▶ Problem statement
All lines in which the word "Concert" occurs are to be extracted.

(Rows from a dataset)
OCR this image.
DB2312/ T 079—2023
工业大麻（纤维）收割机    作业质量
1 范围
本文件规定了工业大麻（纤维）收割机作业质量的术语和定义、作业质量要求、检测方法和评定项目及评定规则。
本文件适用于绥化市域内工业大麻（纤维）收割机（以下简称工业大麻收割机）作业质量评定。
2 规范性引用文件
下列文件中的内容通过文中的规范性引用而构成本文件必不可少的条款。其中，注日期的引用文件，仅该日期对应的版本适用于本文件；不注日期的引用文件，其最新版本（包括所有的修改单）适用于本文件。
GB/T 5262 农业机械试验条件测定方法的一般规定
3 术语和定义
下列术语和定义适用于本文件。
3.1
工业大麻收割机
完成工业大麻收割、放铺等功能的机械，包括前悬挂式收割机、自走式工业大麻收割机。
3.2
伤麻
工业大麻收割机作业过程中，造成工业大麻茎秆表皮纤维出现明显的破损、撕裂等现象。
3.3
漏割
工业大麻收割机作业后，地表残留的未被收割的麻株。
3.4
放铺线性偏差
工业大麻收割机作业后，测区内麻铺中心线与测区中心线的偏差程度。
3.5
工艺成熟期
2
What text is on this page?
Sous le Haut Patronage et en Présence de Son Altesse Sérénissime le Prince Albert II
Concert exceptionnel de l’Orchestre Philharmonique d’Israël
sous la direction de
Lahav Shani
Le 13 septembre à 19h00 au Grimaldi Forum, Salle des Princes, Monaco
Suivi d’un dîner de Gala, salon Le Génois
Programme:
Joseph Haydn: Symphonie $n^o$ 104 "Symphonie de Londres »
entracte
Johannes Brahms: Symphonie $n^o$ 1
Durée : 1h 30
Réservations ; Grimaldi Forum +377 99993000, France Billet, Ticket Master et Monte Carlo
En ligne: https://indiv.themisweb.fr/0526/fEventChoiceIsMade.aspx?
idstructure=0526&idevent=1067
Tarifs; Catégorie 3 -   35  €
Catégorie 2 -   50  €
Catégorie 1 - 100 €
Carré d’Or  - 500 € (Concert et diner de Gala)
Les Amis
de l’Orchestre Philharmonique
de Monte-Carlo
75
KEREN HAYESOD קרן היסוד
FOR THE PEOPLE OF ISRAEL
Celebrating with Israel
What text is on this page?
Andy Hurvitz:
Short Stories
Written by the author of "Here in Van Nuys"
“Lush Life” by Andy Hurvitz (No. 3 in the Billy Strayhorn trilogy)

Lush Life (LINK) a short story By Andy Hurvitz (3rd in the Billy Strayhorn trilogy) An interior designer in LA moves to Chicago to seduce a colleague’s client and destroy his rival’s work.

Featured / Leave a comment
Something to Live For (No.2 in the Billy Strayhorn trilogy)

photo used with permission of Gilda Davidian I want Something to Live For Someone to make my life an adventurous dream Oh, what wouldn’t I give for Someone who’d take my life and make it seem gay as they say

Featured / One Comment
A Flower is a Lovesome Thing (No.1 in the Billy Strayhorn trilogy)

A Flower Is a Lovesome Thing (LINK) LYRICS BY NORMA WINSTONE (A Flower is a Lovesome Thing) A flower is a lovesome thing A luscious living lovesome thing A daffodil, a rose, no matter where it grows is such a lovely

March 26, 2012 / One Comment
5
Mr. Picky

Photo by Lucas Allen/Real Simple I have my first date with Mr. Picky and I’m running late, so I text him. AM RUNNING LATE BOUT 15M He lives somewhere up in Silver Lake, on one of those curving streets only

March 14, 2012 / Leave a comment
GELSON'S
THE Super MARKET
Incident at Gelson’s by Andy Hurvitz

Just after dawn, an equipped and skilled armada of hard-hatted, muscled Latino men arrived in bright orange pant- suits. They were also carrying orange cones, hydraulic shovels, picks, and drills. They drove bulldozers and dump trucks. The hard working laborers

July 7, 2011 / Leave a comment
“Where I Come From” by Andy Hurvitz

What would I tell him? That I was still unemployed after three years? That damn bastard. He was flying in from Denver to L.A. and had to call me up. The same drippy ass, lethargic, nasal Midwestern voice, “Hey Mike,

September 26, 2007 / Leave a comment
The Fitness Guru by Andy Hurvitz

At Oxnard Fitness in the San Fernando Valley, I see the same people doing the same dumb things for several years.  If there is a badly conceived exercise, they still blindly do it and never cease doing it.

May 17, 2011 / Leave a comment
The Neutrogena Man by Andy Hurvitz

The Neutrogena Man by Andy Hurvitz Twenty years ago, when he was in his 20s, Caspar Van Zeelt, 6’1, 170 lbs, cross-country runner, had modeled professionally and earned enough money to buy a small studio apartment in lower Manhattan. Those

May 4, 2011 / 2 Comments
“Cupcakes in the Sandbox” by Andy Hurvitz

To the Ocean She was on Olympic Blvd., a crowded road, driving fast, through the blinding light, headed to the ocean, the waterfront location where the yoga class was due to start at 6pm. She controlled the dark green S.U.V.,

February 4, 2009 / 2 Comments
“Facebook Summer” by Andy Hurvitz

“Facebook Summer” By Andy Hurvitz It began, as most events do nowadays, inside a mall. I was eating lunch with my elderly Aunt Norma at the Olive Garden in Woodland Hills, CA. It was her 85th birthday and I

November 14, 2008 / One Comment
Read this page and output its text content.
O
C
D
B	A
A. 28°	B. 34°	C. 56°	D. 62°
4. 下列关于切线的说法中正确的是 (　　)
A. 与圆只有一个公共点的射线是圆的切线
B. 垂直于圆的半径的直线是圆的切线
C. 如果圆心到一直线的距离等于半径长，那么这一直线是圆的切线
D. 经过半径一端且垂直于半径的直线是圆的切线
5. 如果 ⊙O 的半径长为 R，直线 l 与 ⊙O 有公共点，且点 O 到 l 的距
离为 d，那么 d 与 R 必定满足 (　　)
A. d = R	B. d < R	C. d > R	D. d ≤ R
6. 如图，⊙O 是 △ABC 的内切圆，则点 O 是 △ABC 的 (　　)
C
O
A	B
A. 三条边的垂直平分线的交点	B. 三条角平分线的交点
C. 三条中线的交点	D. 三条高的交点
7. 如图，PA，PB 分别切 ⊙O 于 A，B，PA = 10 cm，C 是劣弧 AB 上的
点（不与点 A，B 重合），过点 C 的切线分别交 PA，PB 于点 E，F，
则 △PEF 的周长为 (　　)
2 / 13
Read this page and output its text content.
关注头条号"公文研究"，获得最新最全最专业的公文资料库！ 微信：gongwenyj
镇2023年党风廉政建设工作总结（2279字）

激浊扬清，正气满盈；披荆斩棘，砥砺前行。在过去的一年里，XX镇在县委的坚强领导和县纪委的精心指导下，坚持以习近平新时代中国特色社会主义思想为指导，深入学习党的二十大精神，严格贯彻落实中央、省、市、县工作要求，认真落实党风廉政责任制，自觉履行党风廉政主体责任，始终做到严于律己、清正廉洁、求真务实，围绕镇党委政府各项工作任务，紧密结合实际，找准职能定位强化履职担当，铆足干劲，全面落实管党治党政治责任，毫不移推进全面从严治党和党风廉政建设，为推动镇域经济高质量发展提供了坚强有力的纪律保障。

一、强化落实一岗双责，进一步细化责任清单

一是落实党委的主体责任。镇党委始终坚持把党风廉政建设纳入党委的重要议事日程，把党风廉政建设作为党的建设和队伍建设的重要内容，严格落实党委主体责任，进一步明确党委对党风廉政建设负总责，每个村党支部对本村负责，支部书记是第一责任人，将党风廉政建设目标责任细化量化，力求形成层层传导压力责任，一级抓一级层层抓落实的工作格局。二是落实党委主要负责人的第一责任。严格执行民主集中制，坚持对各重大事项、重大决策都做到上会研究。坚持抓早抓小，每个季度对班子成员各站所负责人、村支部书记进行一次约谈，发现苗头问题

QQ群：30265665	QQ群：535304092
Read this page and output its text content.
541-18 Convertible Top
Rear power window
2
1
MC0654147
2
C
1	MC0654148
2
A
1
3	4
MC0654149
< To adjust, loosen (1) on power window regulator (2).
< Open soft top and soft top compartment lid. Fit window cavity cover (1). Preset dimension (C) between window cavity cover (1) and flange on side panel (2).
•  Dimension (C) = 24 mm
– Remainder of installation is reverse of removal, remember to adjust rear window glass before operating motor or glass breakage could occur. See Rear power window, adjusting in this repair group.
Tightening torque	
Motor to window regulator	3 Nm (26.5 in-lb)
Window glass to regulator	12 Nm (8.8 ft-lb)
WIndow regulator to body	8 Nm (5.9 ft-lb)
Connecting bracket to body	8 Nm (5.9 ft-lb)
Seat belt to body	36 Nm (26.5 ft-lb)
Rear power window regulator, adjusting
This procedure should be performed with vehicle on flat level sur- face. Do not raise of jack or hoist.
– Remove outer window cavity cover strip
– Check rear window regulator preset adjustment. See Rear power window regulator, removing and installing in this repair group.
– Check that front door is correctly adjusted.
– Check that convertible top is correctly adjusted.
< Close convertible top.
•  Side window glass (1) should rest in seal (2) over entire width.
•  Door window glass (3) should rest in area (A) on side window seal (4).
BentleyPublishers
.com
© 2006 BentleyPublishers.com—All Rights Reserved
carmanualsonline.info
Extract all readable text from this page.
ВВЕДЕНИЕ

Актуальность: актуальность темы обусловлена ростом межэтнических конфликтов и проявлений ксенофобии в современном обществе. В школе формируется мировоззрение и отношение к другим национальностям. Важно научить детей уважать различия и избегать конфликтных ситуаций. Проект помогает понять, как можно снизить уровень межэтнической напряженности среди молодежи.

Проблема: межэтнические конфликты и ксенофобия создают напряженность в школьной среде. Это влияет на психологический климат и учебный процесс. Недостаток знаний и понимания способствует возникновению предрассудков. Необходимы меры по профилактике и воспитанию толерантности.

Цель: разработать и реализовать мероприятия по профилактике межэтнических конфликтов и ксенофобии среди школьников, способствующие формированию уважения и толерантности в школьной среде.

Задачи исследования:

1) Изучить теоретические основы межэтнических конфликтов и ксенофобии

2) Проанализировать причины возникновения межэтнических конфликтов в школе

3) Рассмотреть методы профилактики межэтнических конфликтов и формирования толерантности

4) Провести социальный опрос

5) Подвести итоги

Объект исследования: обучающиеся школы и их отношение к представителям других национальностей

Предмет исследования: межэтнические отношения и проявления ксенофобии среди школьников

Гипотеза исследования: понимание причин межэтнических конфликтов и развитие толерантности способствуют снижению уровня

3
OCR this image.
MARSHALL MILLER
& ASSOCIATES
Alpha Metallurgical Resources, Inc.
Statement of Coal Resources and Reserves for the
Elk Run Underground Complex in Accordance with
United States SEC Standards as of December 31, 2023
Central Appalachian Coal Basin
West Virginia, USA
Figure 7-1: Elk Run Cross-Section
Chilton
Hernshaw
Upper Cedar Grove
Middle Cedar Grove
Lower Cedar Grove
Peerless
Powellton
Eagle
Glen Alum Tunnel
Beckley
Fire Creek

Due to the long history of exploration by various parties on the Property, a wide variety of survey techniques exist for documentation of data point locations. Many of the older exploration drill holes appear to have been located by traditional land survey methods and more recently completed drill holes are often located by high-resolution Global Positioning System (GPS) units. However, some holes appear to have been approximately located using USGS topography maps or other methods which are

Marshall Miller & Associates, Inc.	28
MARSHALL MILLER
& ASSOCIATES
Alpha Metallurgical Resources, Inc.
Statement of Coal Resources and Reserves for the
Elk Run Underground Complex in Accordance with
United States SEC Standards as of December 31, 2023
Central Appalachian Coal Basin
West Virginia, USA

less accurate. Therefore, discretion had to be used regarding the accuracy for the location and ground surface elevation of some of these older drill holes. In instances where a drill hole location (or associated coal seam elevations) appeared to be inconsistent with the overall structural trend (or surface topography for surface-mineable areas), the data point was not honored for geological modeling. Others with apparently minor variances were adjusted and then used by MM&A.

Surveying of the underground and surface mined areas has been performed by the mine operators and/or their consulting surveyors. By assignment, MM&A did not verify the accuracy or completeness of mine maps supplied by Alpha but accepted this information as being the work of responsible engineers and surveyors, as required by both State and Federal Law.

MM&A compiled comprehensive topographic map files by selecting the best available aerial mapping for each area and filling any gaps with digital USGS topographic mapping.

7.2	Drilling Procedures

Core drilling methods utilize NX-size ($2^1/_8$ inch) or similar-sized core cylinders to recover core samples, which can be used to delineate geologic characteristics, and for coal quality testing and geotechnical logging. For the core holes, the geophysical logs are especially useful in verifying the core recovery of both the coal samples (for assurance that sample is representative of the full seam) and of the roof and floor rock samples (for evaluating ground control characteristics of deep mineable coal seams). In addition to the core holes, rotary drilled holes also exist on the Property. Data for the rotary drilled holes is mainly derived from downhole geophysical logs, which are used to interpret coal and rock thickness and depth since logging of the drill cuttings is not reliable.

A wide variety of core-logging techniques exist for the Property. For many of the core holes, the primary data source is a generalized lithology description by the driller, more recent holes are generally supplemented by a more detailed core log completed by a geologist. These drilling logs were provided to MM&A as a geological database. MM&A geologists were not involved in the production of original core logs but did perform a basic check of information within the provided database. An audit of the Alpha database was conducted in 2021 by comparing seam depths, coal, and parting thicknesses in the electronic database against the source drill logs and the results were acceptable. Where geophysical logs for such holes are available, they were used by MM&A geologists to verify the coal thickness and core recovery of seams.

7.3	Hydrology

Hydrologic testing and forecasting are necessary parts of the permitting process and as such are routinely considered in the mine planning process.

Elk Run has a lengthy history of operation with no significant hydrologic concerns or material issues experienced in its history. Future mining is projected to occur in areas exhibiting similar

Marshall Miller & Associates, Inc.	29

▶ Problem solution
Concert exceptionnel de l’Orchestre Philharmonique d’Israël
Carré d’Or  - 500 € (Concert et diner de Gala)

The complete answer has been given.